■ **WHAT YOU HAVE TO DO**:
Repeat each entry as written and leave the images out of the copy.
--- Start of RECORDS FOR THE EXERCISE ---
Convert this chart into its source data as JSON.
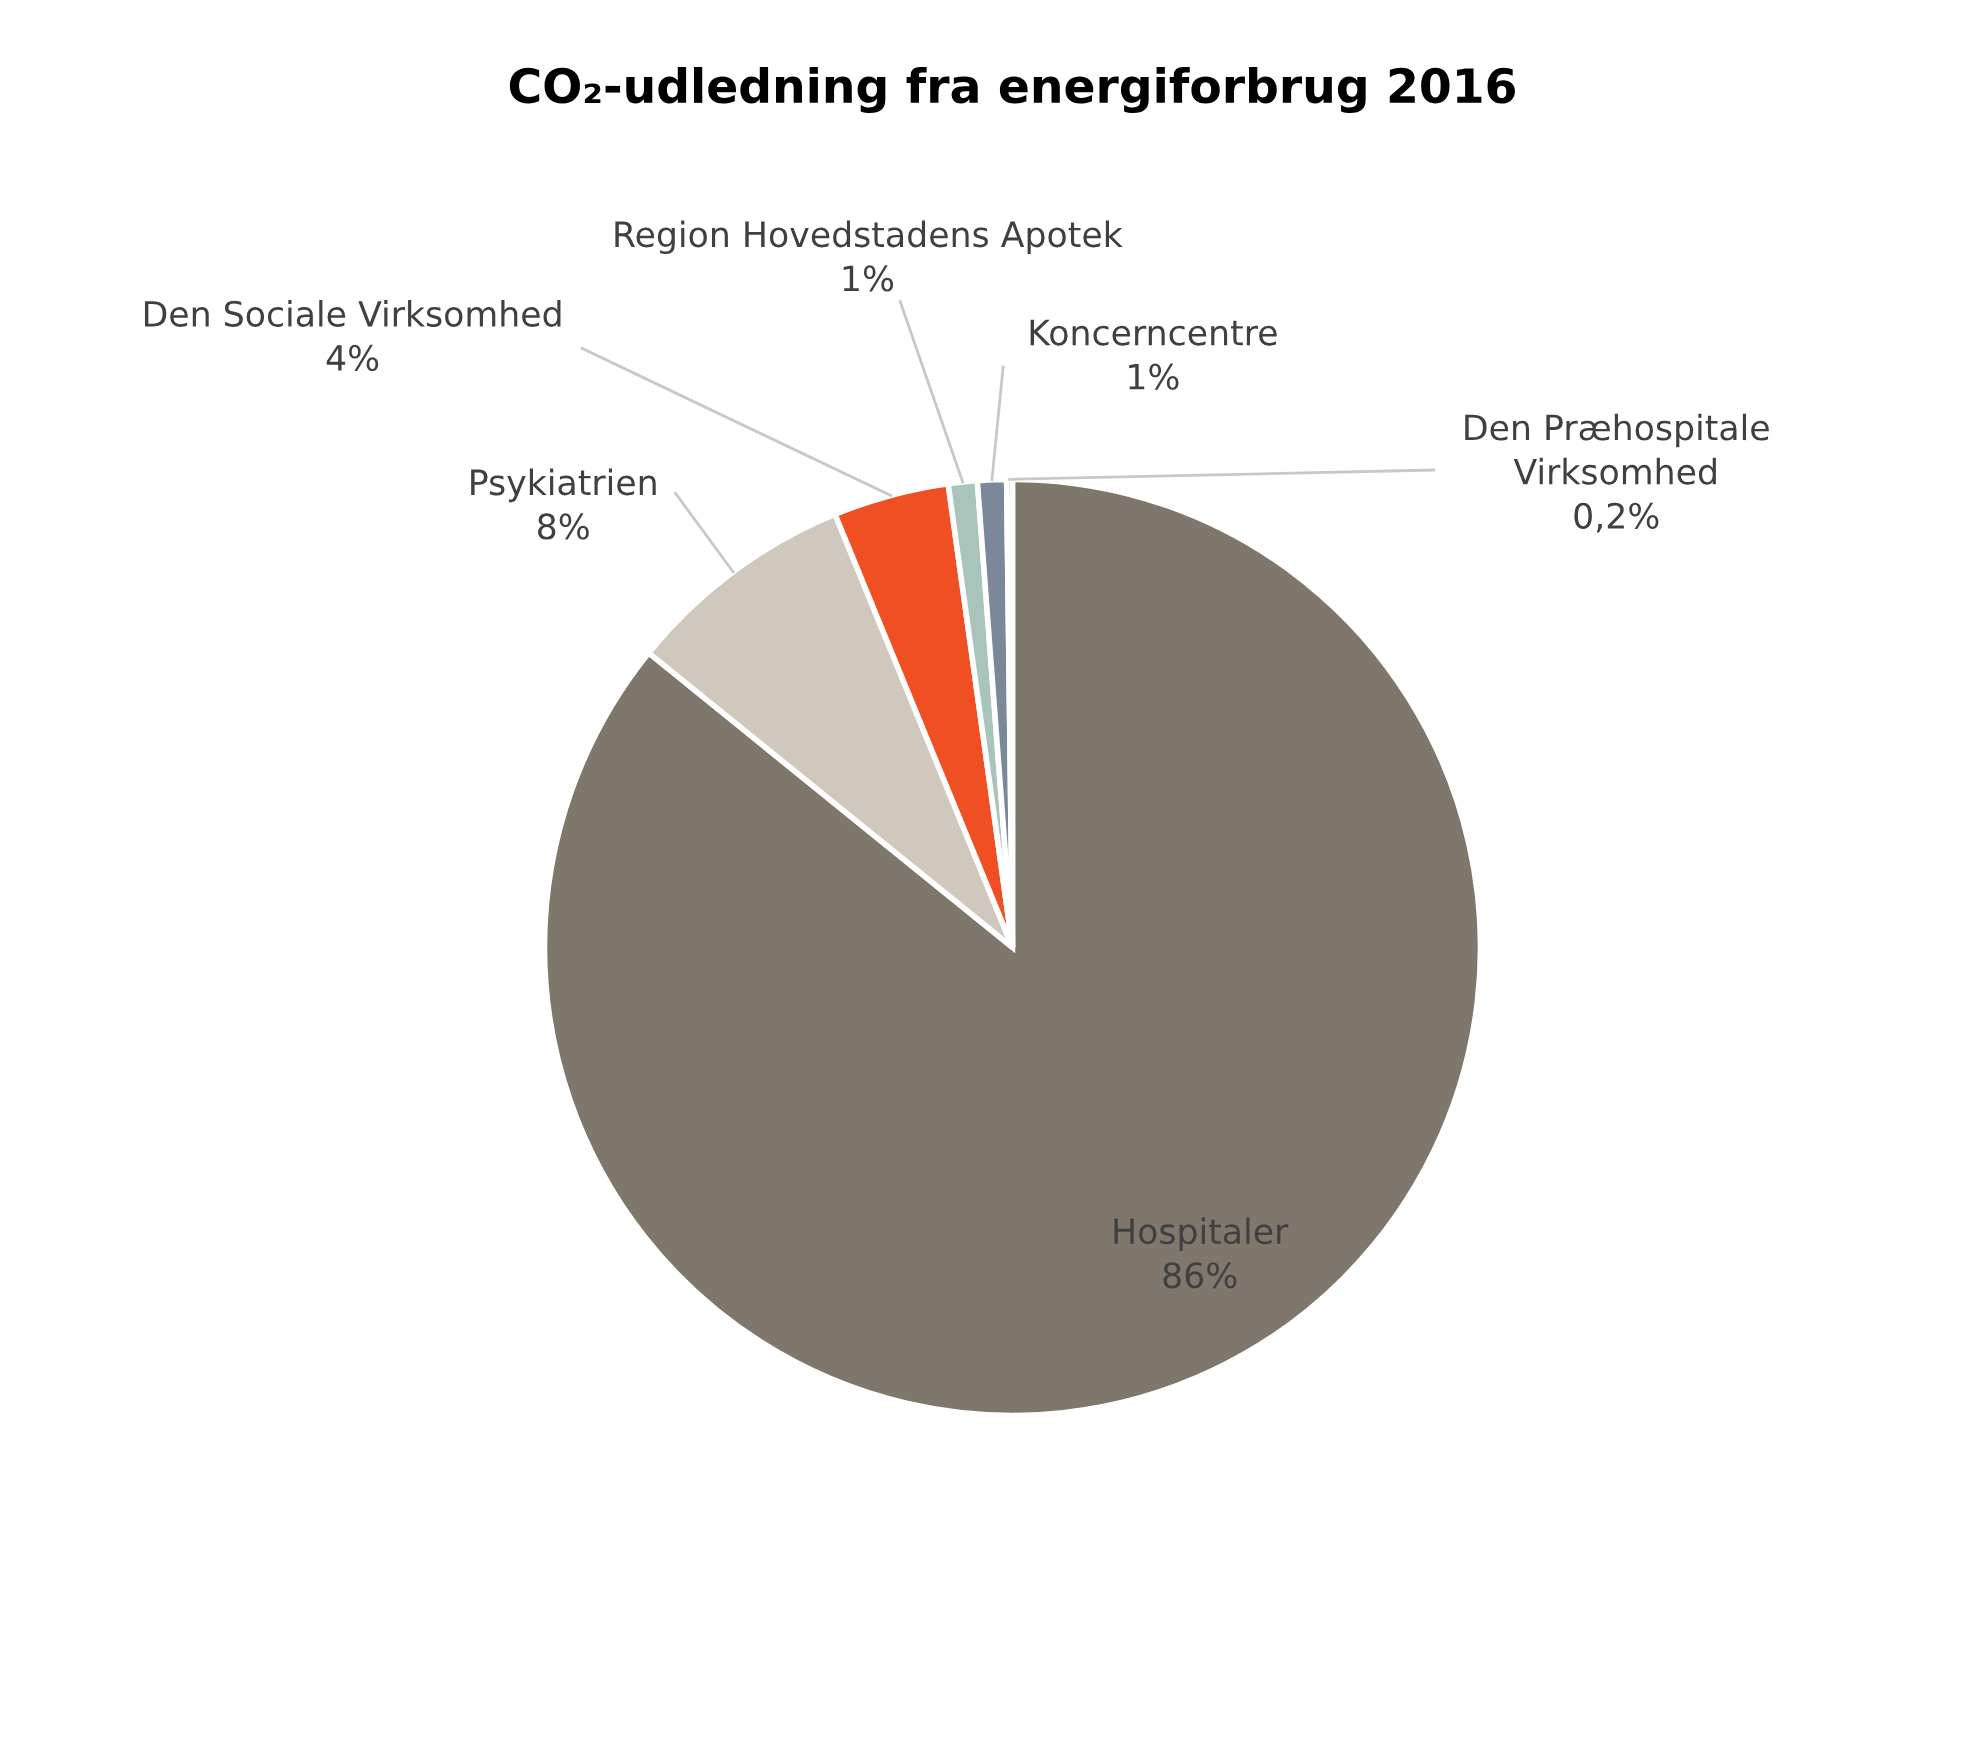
{
  "chart_data": {
    "type": "pie",
    "title": "CO₂-udledning fra energiforbrug 2016",
    "categories": [
      "Hospitaler",
      "Psykiatrien",
      "Den Sociale Virksomhed",
      "Region Hovedstadens Apotek",
      "Koncerncentre",
      "Den Præhospitale Virksomhed"
    ],
    "values": [
      86,
      8,
      4,
      1,
      1,
      0.2
    ],
    "value_labels": [
      "86%",
      "8%",
      "4%",
      "1%",
      "1%",
      "0,2%"
    ],
    "colors": [
      "#7f766c",
      "#d0c8bc",
      "#f04e23",
      "#a9c4bb",
      "#7a8899",
      "#8b9dab"
    ],
    "legend": false
  }
}
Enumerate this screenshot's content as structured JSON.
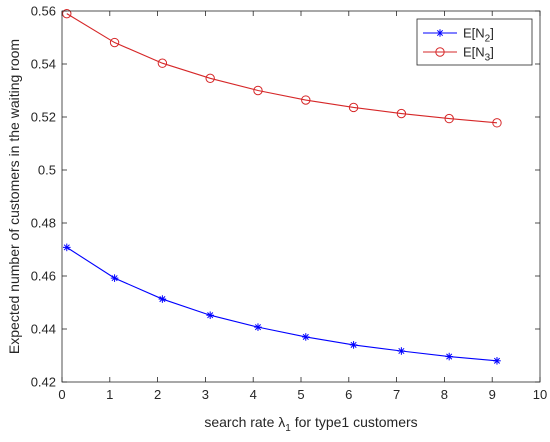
{
  "chart_data": {
    "type": "line",
    "xlabel": "search rate λ1 for type1 customers",
    "xlabel_parts": {
      "pre": "search rate λ",
      "sub": "1",
      "post": " for type1 customers"
    },
    "ylabel": "Expected number of customers in the waiting room",
    "xlim": [
      0,
      10
    ],
    "ylim": [
      0.42,
      0.56
    ],
    "xticks": [
      0,
      1,
      2,
      3,
      4,
      5,
      6,
      7,
      8,
      9,
      10
    ],
    "xtick_labels": [
      "0",
      "1",
      "2",
      "3",
      "4",
      "5",
      "6",
      "7",
      "8",
      "9",
      "10"
    ],
    "yticks": [
      0.42,
      0.44,
      0.46,
      0.48,
      0.5,
      0.52,
      0.54,
      0.56
    ],
    "ytick_labels": [
      "0.42",
      "0.44",
      "0.46",
      "0.48",
      "0.5",
      "0.52",
      "0.54",
      "0.56"
    ],
    "grid": false,
    "legend_position": "top-right",
    "series": [
      {
        "name": "E[N2]",
        "name_parts": {
          "pre": "E[N",
          "sub": "2",
          "post": "]"
        },
        "color": "#0000ff",
        "marker": "asterisk",
        "x": [
          0.1,
          1.1,
          2.1,
          3.1,
          4.1,
          5.1,
          6.1,
          7.1,
          8.1,
          9.1
        ],
        "values": [
          0.4708,
          0.4592,
          0.4513,
          0.4452,
          0.4407,
          0.437,
          0.434,
          0.4317,
          0.4296,
          0.428
        ]
      },
      {
        "name": "E[N3]",
        "name_parts": {
          "pre": "E[N",
          "sub": "3",
          "post": "]"
        },
        "color": "#d62728",
        "marker": "circle",
        "x": [
          0.1,
          1.1,
          2.1,
          3.1,
          4.1,
          5.1,
          6.1,
          7.1,
          8.1,
          9.1
        ],
        "values": [
          0.559,
          0.5481,
          0.5403,
          0.5346,
          0.53,
          0.5264,
          0.5236,
          0.5213,
          0.5194,
          0.5178
        ]
      }
    ]
  }
}
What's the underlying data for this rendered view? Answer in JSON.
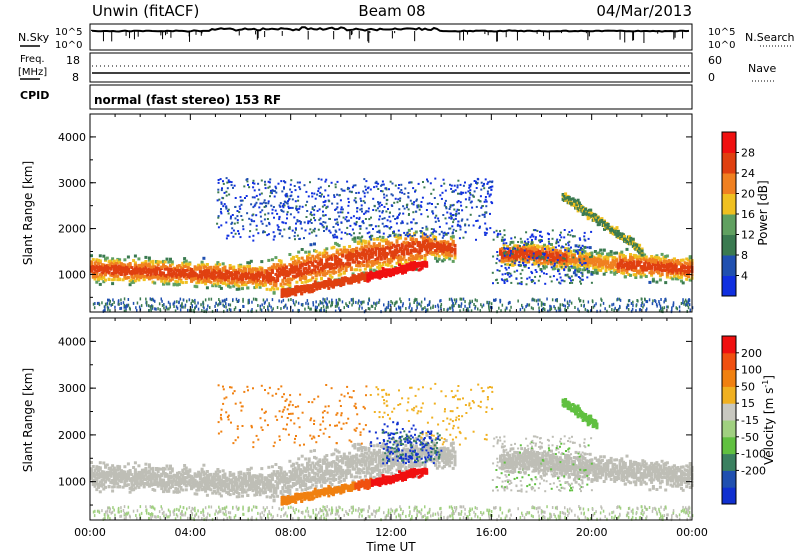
{
  "header": {
    "station": "Unwin (fitACF)",
    "beam": "Beam 08",
    "date": "04/Mar/2013"
  },
  "noise_panel": {
    "left_label": "N.Sky",
    "right_label": "N.Search",
    "left_ticks": [
      "10^5",
      "10^0"
    ],
    "right_ticks": [
      "10^5",
      "10^0"
    ]
  },
  "freq_panel": {
    "left_label_1": "Freq.",
    "left_label_2": "[MHz]",
    "right_label": "Nave",
    "left_ticks": [
      "18",
      "8"
    ],
    "right_ticks": [
      "60",
      "0"
    ]
  },
  "cpid_panel": {
    "label": "CPID",
    "text": "normal (fast stereo) 153 RF"
  },
  "colors": {
    "power_scale": [
      "#1030e0",
      "#2050b0",
      "#3a7a50",
      "#60a060",
      "#f0c020",
      "#f08020",
      "#e04010",
      "#f01010"
    ],
    "velocity_scale": [
      "#f01010",
      "#f05010",
      "#f08010",
      "#f0b020",
      "#c8c8c0",
      "#a0d080",
      "#60c040",
      "#3a8060",
      "#2050b0",
      "#1030d0"
    ],
    "ground_scatter": "#bebeb6"
  },
  "chart_data": [
    {
      "type": "heatmap",
      "name": "power",
      "ylabel": "Slant Range [km]",
      "xlabel": "",
      "ylim": [
        180,
        4500
      ],
      "xlim_hours": [
        0,
        24
      ],
      "y_ticks": [
        "1000",
        "2000",
        "3000",
        "4000"
      ],
      "x_ticks": [
        "00:00",
        "04:00",
        "08:00",
        "12:00",
        "16:00",
        "20:00",
        "00:00"
      ],
      "colorbar_label": "Power [dB]",
      "colorbar_ticks": [
        "4",
        "8",
        "12",
        "16",
        "20",
        "24",
        "28"
      ],
      "colorbar_range": [
        0,
        32
      ]
    },
    {
      "type": "heatmap",
      "name": "velocity",
      "ylabel": "Slant Range [km]",
      "xlabel": "Time UT",
      "ylim": [
        180,
        4500
      ],
      "xlim_hours": [
        0,
        24
      ],
      "y_ticks": [
        "1000",
        "2000",
        "3000",
        "4000"
      ],
      "x_ticks": [
        "00:00",
        "04:00",
        "08:00",
        "12:00",
        "16:00",
        "20:00",
        "00:00"
      ],
      "colorbar_label_main": "Velocity [m s",
      "colorbar_label_sup": "-1",
      "colorbar_label_end": "]",
      "colorbar_ticks": [
        "200",
        "100",
        "50",
        "15",
        "-15",
        "-50",
        "-100",
        "-200"
      ]
    }
  ]
}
--- End of RECORDS FOR THE EXERCISE ---
■ **SOLVED EXERCISE**:
Convert this chart into its source data as JSON.
{
  "chart_data": {
    "type": "pie",
    "title": "CO₂-udledning fra energiforbrug 2016",
    "categories": [
      "Hospitaler",
      "Psykiatrien",
      "Den Sociale Virksomhed",
      "Region Hovedstadens Apotek",
      "Koncerncentre",
      "Den Præhospitale Virksomhed"
    ],
    "values": [
      86,
      8,
      4,
      1,
      1,
      0.2
    ],
    "value_labels": [
      "86%",
      "8%",
      "4%",
      "1%",
      "1%",
      "0,2%"
    ],
    "colors": [
      "#7f766c",
      "#d0c8bc",
      "#f04e23",
      "#a9c4bb",
      "#7a8899",
      "#8b9dab"
    ],
    "legend": false
  }
}
Enumerate this screenshot's content as structured JSON.
{
  "chart_data": {
    "type": "line",
    "xlabel": "search rate λ1 for type1 customers",
    "xlabel_parts": {
      "pre": "search rate λ",
      "sub": "1",
      "post": " for type1 customers"
    },
    "ylabel": "Expected number of customers in the waiting room",
    "xlim": [
      0,
      10
    ],
    "ylim": [
      0.42,
      0.56
    ],
    "xticks": [
      0,
      1,
      2,
      3,
      4,
      5,
      6,
      7,
      8,
      9,
      10
    ],
    "xtick_labels": [
      "0",
      "1",
      "2",
      "3",
      "4",
      "5",
      "6",
      "7",
      "8",
      "9",
      "10"
    ],
    "yticks": [
      0.42,
      0.44,
      0.46,
      0.48,
      0.5,
      0.52,
      0.54,
      0.56
    ],
    "ytick_labels": [
      "0.42",
      "0.44",
      "0.46",
      "0.48",
      "0.5",
      "0.52",
      "0.54",
      "0.56"
    ],
    "grid": false,
    "legend_position": "top-right",
    "series": [
      {
        "name": "E[N2]",
        "name_parts": {
          "pre": "E[N",
          "sub": "2",
          "post": "]"
        },
        "color": "#0000ff",
        "marker": "asterisk",
        "x": [
          0.1,
          1.1,
          2.1,
          3.1,
          4.1,
          5.1,
          6.1,
          7.1,
          8.1,
          9.1
        ],
        "values": [
          0.4708,
          0.4592,
          0.4513,
          0.4452,
          0.4407,
          0.437,
          0.434,
          0.4317,
          0.4296,
          0.428
        ]
      },
      {
        "name": "E[N3]",
        "name_parts": {
          "pre": "E[N",
          "sub": "3",
          "post": "]"
        },
        "color": "#d62728",
        "marker": "circle",
        "x": [
          0.1,
          1.1,
          2.1,
          3.1,
          4.1,
          5.1,
          6.1,
          7.1,
          8.1,
          9.1
        ],
        "values": [
          0.559,
          0.5481,
          0.5403,
          0.5346,
          0.53,
          0.5264,
          0.5236,
          0.5213,
          0.5194,
          0.5178
        ]
      }
    ]
  }
}
What's the underlying data for this rendered view? Answer in JSON.
{
  "header": {
    "station": "Unwin (fitACF)",
    "beam": "Beam 08",
    "date": "04/Mar/2013"
  },
  "noise_panel": {
    "left_label": "N.Sky",
    "right_label": "N.Search",
    "left_ticks": [
      "10^5",
      "10^0"
    ],
    "right_ticks": [
      "10^5",
      "10^0"
    ]
  },
  "freq_panel": {
    "left_label_1": "Freq.",
    "left_label_2": "[MHz]",
    "right_label": "Nave",
    "left_ticks": [
      "18",
      "8"
    ],
    "right_ticks": [
      "60",
      "0"
    ]
  },
  "cpid_panel": {
    "label": "CPID",
    "text": "normal (fast stereo) 153 RF"
  },
  "colors": {
    "power_scale": [
      "#1030e0",
      "#2050b0",
      "#3a7a50",
      "#60a060",
      "#f0c020",
      "#f08020",
      "#e04010",
      "#f01010"
    ],
    "velocity_scale": [
      "#f01010",
      "#f05010",
      "#f08010",
      "#f0b020",
      "#c8c8c0",
      "#a0d080",
      "#60c040",
      "#3a8060",
      "#2050b0",
      "#1030d0"
    ],
    "ground_scatter": "#bebeb6"
  },
  "chart_data": [
    {
      "type": "heatmap",
      "name": "power",
      "ylabel": "Slant Range [km]",
      "xlabel": "",
      "ylim": [
        180,
        4500
      ],
      "xlim_hours": [
        0,
        24
      ],
      "y_ticks": [
        "1000",
        "2000",
        "3000",
        "4000"
      ],
      "x_ticks": [
        "00:00",
        "04:00",
        "08:00",
        "12:00",
        "16:00",
        "20:00",
        "00:00"
      ],
      "colorbar_label": "Power [dB]",
      "colorbar_ticks": [
        "4",
        "8",
        "12",
        "16",
        "20",
        "24",
        "28"
      ],
      "colorbar_range": [
        0,
        32
      ]
    },
    {
      "type": "heatmap",
      "name": "velocity",
      "ylabel": "Slant Range [km]",
      "xlabel": "Time UT",
      "ylim": [
        180,
        4500
      ],
      "xlim_hours": [
        0,
        24
      ],
      "y_ticks": [
        "1000",
        "2000",
        "3000",
        "4000"
      ],
      "x_ticks": [
        "00:00",
        "04:00",
        "08:00",
        "12:00",
        "16:00",
        "20:00",
        "00:00"
      ],
      "colorbar_label_main": "Velocity [m s",
      "colorbar_label_sup": "-1",
      "colorbar_label_end": "]",
      "colorbar_ticks": [
        "200",
        "100",
        "50",
        "15",
        "-15",
        "-50",
        "-100",
        "-200"
      ]
    }
  ]
}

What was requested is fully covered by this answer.